• **YOUR OBJECTIVE**: Could you reproduce the listing from its first line through the line containing "hydrogen labels xyxy=(149,222,256,315)", inclusive, replacing "panel" with "section" and leaving everything else as it is?

-- Start of RAW DATA --

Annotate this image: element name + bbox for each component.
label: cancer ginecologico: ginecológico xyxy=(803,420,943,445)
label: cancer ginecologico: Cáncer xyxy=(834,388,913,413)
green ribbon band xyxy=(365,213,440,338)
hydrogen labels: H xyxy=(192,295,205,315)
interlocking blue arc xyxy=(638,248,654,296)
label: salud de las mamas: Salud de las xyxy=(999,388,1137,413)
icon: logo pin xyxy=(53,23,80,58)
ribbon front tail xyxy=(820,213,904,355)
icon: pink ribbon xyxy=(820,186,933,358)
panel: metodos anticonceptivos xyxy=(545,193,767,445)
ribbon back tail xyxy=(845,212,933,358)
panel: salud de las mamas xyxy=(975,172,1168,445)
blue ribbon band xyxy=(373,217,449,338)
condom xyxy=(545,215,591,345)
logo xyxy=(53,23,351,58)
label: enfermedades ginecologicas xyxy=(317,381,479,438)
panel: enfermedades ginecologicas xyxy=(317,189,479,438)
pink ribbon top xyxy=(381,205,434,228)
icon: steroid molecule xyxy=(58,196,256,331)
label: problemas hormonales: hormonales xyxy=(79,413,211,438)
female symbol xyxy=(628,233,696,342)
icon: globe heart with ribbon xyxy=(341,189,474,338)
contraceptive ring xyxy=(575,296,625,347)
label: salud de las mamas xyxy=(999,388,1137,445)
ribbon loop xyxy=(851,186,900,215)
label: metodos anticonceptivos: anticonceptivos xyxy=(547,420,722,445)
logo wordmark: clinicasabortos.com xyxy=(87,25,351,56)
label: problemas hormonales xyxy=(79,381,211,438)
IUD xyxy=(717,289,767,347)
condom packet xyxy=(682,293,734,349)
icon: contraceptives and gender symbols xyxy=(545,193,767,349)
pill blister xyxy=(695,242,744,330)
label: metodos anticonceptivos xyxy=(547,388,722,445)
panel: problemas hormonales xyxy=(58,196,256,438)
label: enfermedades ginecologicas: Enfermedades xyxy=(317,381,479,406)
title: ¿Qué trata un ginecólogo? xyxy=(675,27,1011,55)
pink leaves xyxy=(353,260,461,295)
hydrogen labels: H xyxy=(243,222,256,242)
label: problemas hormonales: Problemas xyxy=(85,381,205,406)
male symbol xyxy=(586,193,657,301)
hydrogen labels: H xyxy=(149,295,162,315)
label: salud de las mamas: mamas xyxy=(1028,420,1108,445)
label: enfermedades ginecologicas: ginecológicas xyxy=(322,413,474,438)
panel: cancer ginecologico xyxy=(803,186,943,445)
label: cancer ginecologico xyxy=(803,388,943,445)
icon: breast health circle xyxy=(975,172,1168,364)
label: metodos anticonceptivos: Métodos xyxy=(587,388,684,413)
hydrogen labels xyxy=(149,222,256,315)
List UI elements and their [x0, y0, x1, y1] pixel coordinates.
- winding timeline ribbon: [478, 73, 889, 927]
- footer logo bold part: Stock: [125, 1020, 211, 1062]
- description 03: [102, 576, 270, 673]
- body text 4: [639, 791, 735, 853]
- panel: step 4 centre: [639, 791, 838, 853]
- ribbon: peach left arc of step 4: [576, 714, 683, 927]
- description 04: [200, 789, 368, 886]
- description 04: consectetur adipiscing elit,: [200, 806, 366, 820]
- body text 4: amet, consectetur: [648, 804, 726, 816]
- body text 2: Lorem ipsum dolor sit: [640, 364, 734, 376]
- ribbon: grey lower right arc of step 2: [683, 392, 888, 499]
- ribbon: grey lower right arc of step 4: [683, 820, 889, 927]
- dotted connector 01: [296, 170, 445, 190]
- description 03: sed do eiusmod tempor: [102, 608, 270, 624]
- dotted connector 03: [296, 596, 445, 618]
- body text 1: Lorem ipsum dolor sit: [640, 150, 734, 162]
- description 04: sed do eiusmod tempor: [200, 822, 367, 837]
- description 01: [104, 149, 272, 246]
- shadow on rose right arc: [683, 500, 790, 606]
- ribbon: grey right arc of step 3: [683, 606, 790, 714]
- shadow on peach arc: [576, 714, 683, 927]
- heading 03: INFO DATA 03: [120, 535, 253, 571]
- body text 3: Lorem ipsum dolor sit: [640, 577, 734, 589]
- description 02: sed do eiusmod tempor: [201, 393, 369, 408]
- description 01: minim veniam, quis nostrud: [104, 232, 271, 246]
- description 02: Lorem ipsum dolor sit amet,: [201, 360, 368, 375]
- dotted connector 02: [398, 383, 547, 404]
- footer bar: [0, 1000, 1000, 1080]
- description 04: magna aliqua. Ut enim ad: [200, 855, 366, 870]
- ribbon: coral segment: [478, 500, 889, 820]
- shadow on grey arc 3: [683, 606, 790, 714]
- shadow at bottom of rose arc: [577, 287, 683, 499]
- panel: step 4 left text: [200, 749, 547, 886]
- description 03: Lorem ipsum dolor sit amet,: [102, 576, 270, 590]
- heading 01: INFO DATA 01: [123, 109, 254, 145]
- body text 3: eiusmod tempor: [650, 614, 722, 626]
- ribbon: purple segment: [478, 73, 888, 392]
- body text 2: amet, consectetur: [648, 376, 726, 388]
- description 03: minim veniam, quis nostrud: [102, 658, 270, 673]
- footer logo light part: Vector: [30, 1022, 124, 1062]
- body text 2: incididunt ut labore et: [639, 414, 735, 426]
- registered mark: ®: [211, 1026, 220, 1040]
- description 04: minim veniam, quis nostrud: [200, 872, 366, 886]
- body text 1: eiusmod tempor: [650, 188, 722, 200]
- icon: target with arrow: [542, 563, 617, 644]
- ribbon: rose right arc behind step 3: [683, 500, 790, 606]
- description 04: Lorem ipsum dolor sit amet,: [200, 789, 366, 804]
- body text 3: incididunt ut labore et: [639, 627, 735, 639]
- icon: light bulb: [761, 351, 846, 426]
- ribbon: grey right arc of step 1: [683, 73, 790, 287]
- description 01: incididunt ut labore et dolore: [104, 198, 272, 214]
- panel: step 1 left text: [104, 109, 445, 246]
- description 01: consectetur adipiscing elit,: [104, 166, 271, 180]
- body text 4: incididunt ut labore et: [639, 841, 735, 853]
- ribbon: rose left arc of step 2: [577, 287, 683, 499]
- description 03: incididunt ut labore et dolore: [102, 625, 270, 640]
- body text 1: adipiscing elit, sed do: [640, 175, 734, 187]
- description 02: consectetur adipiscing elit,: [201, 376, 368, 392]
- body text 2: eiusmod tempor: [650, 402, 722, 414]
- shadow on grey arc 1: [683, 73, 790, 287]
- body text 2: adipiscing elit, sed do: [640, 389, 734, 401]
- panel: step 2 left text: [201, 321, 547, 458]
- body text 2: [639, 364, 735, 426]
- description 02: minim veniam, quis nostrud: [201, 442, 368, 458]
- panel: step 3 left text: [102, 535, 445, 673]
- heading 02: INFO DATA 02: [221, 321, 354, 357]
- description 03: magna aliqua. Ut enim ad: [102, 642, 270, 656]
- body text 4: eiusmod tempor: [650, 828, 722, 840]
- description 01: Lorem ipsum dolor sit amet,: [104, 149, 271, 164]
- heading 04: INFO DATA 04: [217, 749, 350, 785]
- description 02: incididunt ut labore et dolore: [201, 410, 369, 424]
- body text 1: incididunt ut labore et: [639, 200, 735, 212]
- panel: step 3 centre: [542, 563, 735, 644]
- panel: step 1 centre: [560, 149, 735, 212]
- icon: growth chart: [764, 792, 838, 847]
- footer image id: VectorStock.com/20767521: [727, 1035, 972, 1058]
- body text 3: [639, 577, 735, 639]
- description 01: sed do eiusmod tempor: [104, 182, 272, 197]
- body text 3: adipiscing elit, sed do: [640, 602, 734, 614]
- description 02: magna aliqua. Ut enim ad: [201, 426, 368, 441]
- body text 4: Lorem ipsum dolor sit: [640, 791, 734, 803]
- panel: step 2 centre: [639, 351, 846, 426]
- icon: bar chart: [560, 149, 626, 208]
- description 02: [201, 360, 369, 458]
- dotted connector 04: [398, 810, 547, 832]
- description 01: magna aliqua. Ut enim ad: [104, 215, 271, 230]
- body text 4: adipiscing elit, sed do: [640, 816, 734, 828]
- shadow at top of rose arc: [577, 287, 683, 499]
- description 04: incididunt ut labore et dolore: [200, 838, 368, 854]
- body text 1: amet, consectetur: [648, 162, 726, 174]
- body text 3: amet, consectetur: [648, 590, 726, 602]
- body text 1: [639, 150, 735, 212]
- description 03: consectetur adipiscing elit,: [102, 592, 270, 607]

-- End of RAW DATA --

• **WRITTEN ANSWER**:
Annotate this image: element name + bbox for each component.
label: cancer ginecologico: ginecológico xyxy=(803,420,943,445)
label: cancer ginecologico: Cáncer xyxy=(834,388,913,413)
green ribbon band xyxy=(365,213,440,338)
hydrogen labels: H xyxy=(192,295,205,315)
interlocking blue arc xyxy=(638,248,654,296)
label: salud de las mamas: Salud de las xyxy=(999,388,1137,413)
icon: logo pin xyxy=(53,23,80,58)
ribbon front tail xyxy=(820,213,904,355)
icon: pink ribbon xyxy=(820,186,933,358)
section: metodos anticonceptivos xyxy=(545,193,767,445)
ribbon back tail xyxy=(845,212,933,358)
section: salud de las mamas xyxy=(975,172,1168,445)
blue ribbon band xyxy=(373,217,449,338)
condom xyxy=(545,215,591,345)
logo xyxy=(53,23,351,58)
label: enfermedades ginecologicas xyxy=(317,381,479,438)
section: enfermedades ginecologicas xyxy=(317,189,479,438)
pink ribbon top xyxy=(381,205,434,228)
icon: steroid molecule xyxy=(58,196,256,331)
label: problemas hormonales: hormonales xyxy=(79,413,211,438)
female symbol xyxy=(628,233,696,342)
icon: globe heart with ribbon xyxy=(341,189,474,338)
contraceptive ring xyxy=(575,296,625,347)
label: salud de las mamas xyxy=(999,388,1137,445)
ribbon loop xyxy=(851,186,900,215)
label: metodos anticonceptivos: anticonceptivos xyxy=(547,420,722,445)
logo wordmark: clinicasabortos.com xyxy=(87,25,351,56)
label: problemas hormonales xyxy=(79,381,211,438)
IUD xyxy=(717,289,767,347)
condom packet xyxy=(682,293,734,349)
icon: contraceptives and gender symbols xyxy=(545,193,767,349)
pill blister xyxy=(695,242,744,330)
label: metodos anticonceptivos xyxy=(547,388,722,445)
section: problemas hormonales xyxy=(58,196,256,438)
label: enfermedades ginecologicas: Enfermedades xyxy=(317,381,479,406)
title: ¿Qué trata un ginecólogo? xyxy=(675,27,1011,55)
pink leaves xyxy=(353,260,461,295)
hydrogen labels: H xyxy=(243,222,256,242)
label: problemas hormonales: Problemas xyxy=(85,381,205,406)
male symbol xyxy=(586,193,657,301)
hydrogen labels: H xyxy=(149,295,162,315)
label: salud de las mamas: mamas xyxy=(1028,420,1108,445)
label: enfermedades ginecologicas: ginecológicas xyxy=(322,413,474,438)
section: cancer ginecologico xyxy=(803,186,943,445)
label: cancer ginecologico xyxy=(803,388,943,445)
icon: breast health circle xyxy=(975,172,1168,364)
label: metodos anticonceptivos: Métodos xyxy=(587,388,684,413)
hydrogen labels xyxy=(149,222,256,315)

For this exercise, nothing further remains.